▶ INPUT ROWS:
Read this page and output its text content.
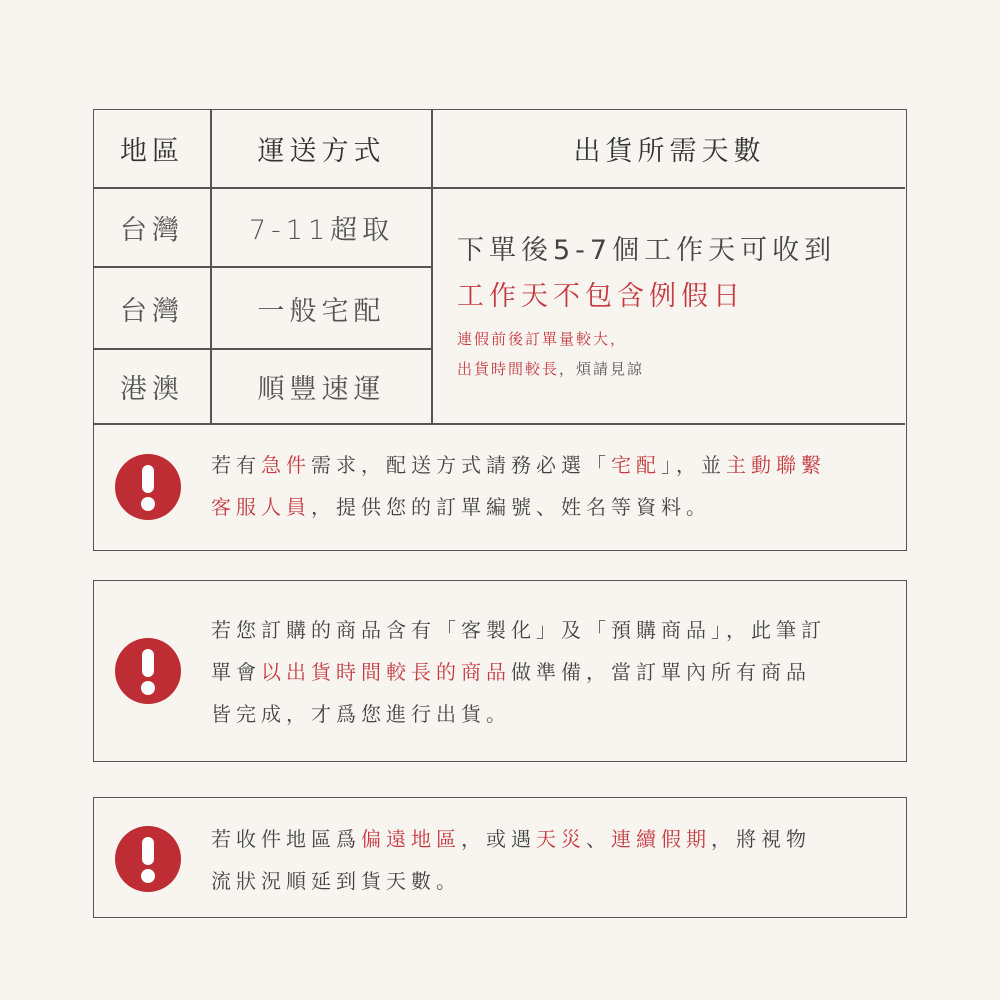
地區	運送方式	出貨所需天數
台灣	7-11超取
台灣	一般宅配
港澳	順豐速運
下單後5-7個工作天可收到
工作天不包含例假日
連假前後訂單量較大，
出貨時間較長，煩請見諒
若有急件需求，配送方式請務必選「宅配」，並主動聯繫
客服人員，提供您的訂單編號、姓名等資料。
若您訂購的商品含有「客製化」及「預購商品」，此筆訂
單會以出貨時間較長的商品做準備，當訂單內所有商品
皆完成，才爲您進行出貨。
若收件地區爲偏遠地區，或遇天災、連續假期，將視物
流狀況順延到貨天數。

▶ EXERCISE BRIEF: Omit the pictures and reproduce the listing exactly.

▶ FULL ANSWER:
Read this page and output its text content.
地區	運送方式	出貨所需天數
台灣	7-11超取
台灣	一般宅配
港澳	順豐速運
下單後5-7個工作天可收到
工作天不包含例假日
連假前後訂單量較大，
出貨時間較長，煩請見諒
若有急件需求，配送方式請務必選「宅配」，並主動聯繫
客服人員，提供您的訂單編號、姓名等資料。
若您訂購的商品含有「客製化」及「預購商品」，此筆訂
單會以出貨時間較長的商品做準備，當訂單內所有商品
皆完成，才爲您進行出貨。
若收件地區爲偏遠地區，或遇天災、連續假期，將視物
流狀況順延到貨天數。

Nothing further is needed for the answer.